| WRITTEN INSTRUCTION |
Identify and pull out each line of the entries in which "this" occurs.

Dataset entries
========
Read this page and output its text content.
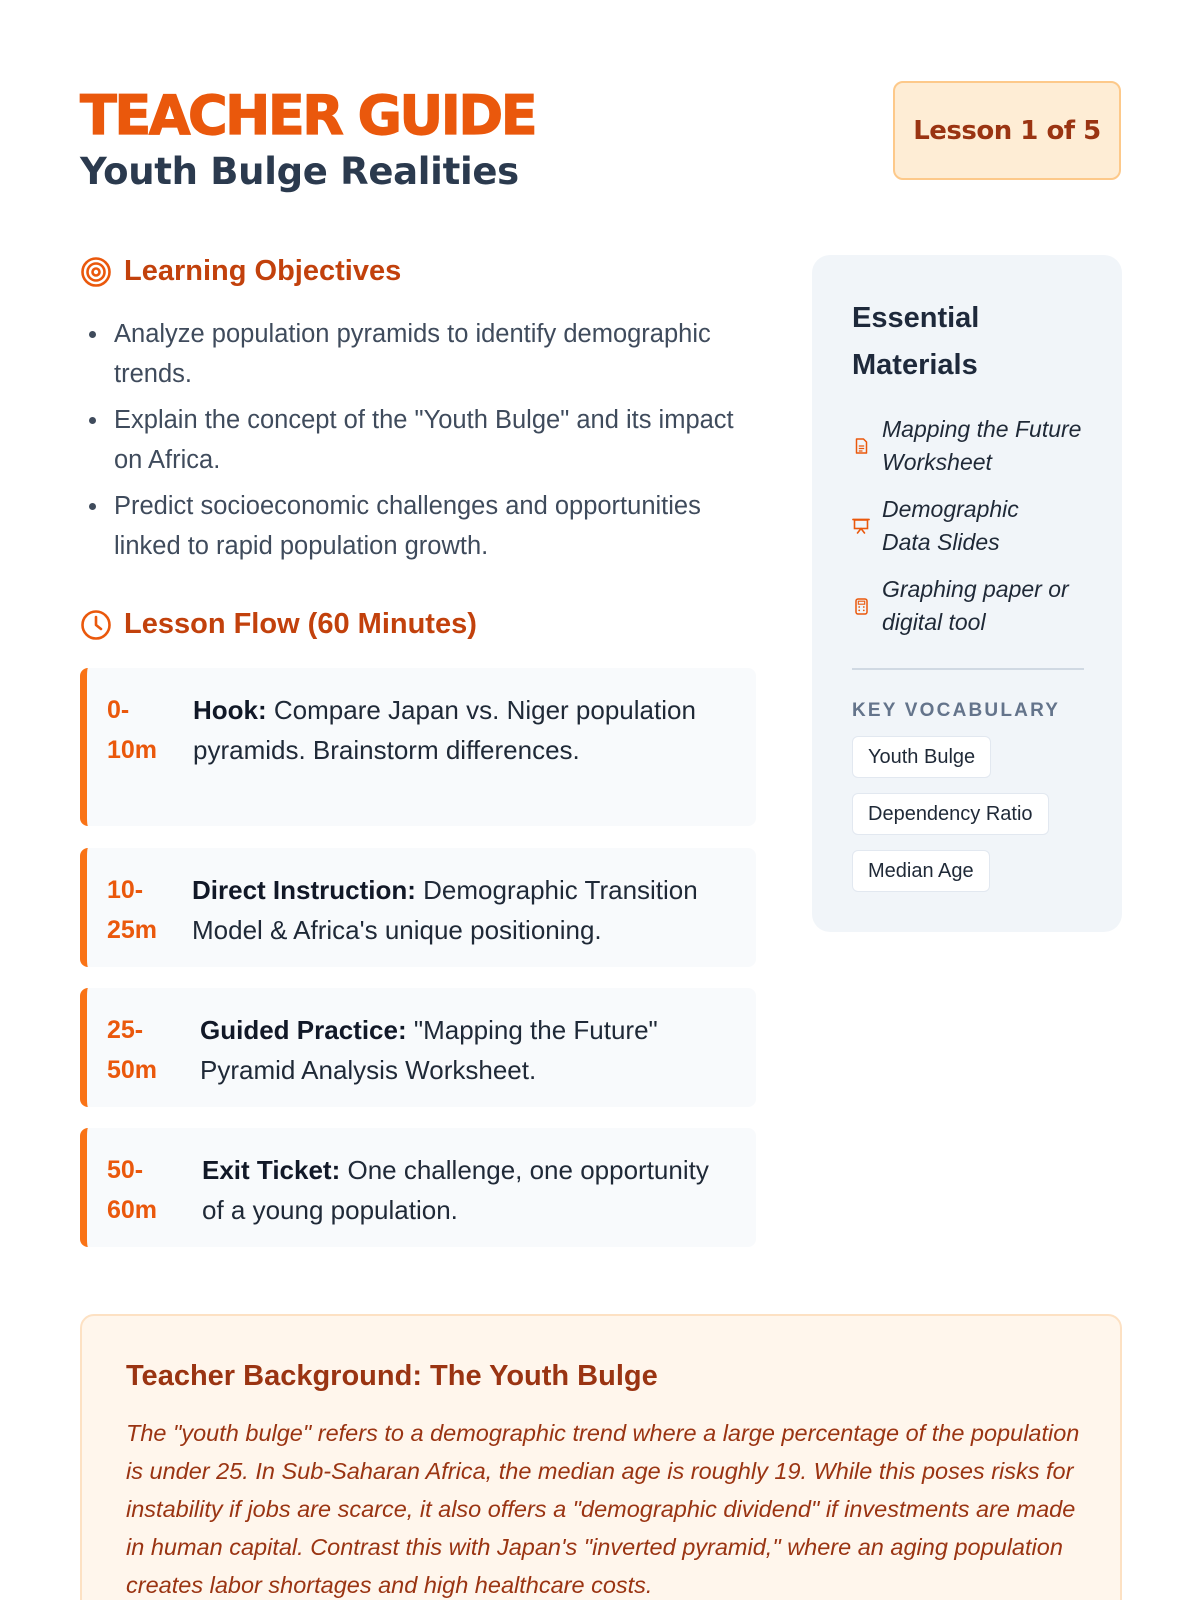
TEACHER GUIDE
Youth Bulge Realities
Lesson 1 of 5
Learning Objectives
Analyze population pyramids to identify demographic trends.
Explain the concept of the "Youth Bulge" and its impact on Africa.
Predict socioeconomic challenges and opportunities linked to rapid population growth.
Lesson Flow (60 Minutes)
0-
10m
Hook: Compare Japan vs. Niger population pyramids. Brainstorm differences.
10-
25m
Direct Instruction: Demographic Transition Model & Africa's unique positioning.
25-
50m
Guided Practice: "Mapping the Future" Pyramid Analysis Worksheet.
50-
60m
Exit Ticket: One challenge, one opportunity of a young population.
Essential Materials
Mapping the Future Worksheet
Demographic Data Slides
Graphing paper or digital tool
KEY VOCABULARY
Youth Bulge
Dependency Ratio
Median Age
Teacher Background: The Youth Bulge

The "youth bulge" refers to a demographic trend where a large percentage of the population is under 25. In Sub-Saharan Africa, the median age is roughly 19. While this poses risks for instability if jobs are scarce, it also offers a "demographic dividend" if investments are made in human capital. Contrast this with Japan's "inverted pyramid," where an aging population creates labor shortages and high healthcare costs.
========
| ANSWER TO THE TASK |
Read this page and output its text content.
The "youth bulge" refers to a demographic trend where a large percentage of the population is under 25. In Sub-Saharan Africa, the median age is roughly 19. While this poses risks for instability if jobs are scarce, it also offers a "demographic dividend" if investments are made in human capital. Contrast this with Japan's "inverted pyramid," where an aging population creates labor shortages and high healthcare costs.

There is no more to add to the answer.